[DATA TO PROCESS]:
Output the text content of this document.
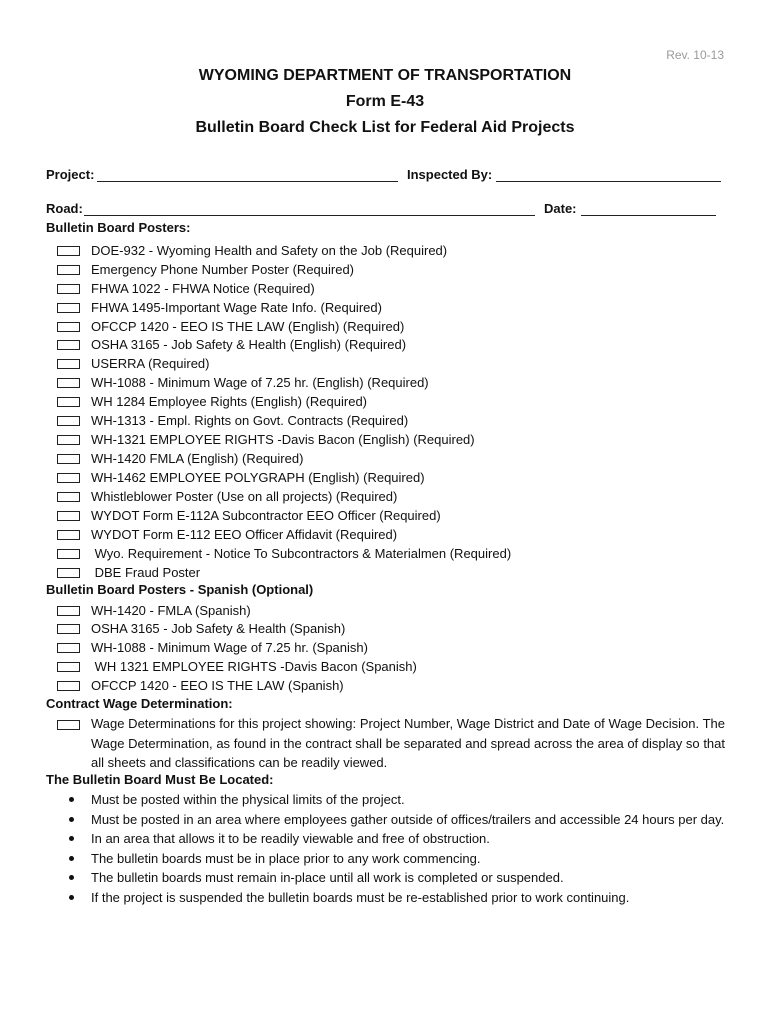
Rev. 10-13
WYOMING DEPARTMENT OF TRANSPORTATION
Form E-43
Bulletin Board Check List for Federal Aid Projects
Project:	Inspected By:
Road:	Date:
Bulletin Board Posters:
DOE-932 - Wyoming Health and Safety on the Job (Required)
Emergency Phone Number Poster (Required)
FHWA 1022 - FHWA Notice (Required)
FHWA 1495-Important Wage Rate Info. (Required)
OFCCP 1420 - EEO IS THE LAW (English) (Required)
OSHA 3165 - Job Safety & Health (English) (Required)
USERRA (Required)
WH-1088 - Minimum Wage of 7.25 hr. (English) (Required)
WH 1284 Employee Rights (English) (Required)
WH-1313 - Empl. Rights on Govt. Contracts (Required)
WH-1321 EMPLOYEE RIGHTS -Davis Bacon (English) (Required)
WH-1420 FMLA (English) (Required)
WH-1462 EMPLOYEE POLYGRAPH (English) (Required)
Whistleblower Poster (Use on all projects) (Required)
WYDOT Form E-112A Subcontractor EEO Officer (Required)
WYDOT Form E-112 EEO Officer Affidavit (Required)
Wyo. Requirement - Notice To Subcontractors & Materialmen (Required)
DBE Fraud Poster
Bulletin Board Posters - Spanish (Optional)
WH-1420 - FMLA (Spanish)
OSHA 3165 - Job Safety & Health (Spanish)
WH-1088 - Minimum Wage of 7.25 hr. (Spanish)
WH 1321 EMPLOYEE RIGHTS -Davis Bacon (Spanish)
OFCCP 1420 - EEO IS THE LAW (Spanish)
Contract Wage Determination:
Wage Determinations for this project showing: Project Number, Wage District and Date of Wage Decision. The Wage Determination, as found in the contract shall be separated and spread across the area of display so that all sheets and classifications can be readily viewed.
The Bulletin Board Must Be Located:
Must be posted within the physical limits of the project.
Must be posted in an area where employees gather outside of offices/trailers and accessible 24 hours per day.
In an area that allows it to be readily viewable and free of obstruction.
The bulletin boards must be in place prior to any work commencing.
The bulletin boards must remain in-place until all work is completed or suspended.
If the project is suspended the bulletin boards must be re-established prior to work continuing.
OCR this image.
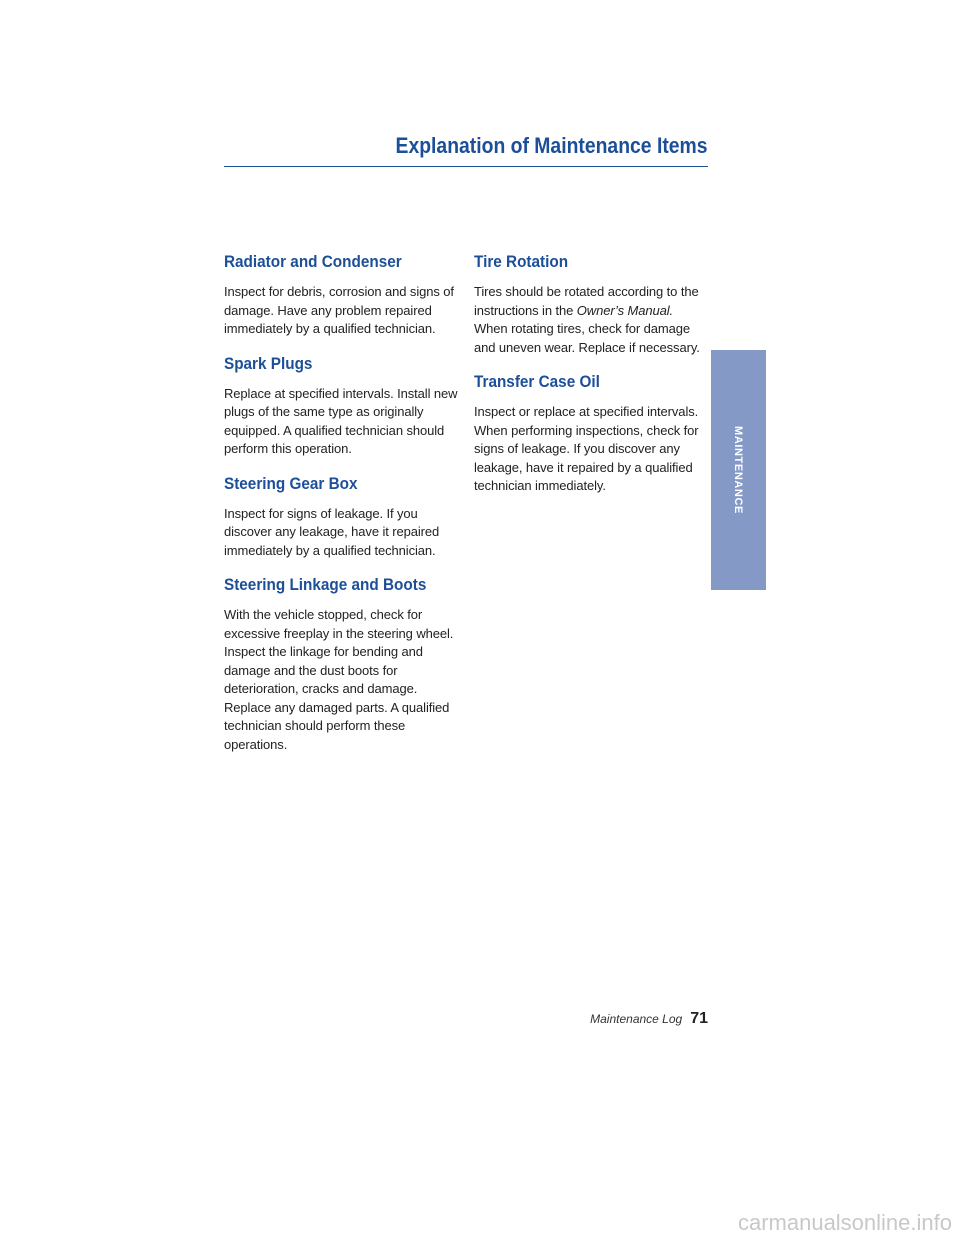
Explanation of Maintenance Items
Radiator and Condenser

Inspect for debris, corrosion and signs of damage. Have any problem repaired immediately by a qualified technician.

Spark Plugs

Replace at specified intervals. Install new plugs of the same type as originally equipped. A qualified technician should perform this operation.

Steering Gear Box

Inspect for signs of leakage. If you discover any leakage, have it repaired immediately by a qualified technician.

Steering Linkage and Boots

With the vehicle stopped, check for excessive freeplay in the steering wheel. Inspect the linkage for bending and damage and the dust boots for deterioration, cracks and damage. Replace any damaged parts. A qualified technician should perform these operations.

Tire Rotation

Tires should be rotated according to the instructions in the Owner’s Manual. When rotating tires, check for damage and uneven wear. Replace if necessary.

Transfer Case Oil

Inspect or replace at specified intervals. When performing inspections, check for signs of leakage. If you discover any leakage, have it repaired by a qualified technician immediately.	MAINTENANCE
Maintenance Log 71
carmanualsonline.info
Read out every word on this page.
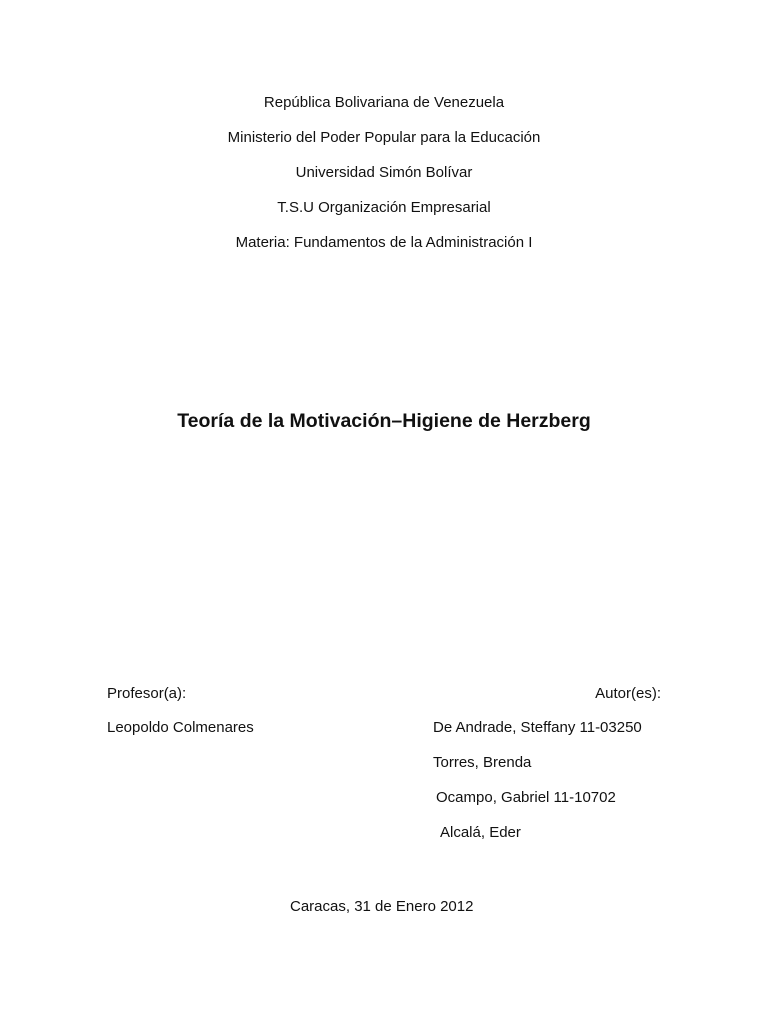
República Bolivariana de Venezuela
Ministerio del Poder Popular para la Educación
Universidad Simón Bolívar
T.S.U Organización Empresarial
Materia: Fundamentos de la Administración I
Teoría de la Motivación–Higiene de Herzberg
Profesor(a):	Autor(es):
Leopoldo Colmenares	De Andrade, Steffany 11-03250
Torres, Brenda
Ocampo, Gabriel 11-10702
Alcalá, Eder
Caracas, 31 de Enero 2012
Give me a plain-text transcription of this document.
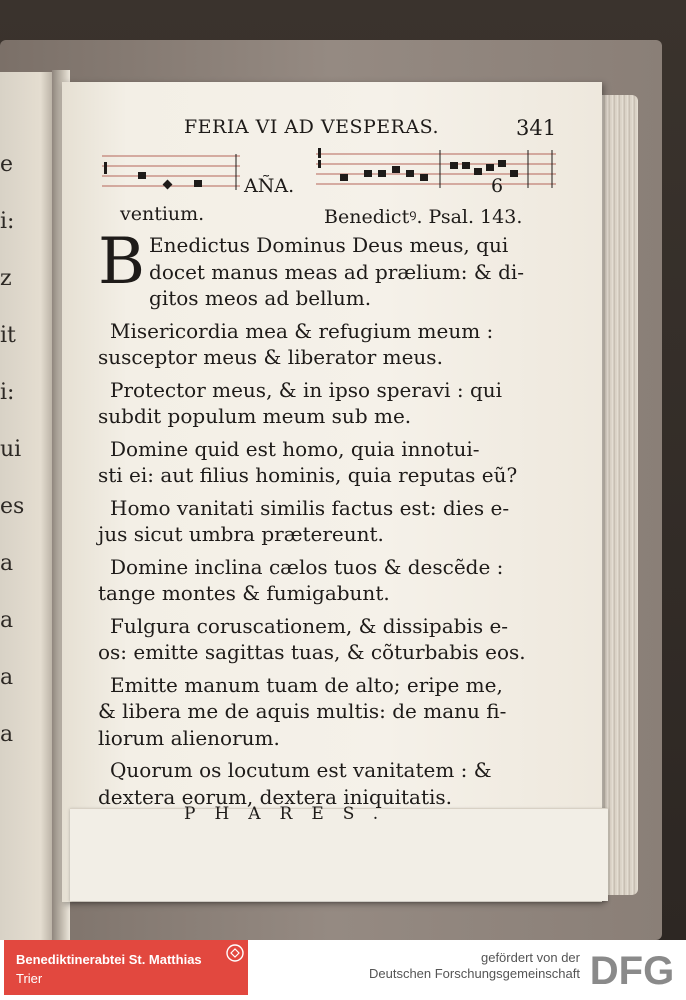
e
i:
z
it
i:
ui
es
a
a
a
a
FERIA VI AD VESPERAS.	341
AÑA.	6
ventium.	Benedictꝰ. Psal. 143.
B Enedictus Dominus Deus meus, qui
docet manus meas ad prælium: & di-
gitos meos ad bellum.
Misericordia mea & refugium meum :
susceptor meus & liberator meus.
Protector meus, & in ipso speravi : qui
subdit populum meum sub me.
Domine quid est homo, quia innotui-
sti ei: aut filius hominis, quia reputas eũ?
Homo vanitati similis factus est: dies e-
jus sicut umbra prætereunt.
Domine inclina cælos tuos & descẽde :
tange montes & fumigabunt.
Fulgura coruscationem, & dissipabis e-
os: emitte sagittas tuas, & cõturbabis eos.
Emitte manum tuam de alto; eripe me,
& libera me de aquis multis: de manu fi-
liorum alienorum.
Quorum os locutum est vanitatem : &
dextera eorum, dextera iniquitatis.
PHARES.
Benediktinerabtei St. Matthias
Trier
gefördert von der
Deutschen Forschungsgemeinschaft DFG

[EXERCISE REQUIREMENTS]:
Read the entries and select each line where the word "document" is found.

[EXERCISE RESPONSE]:
Output the text content of this document.
Give me a plain-text transcription of this document.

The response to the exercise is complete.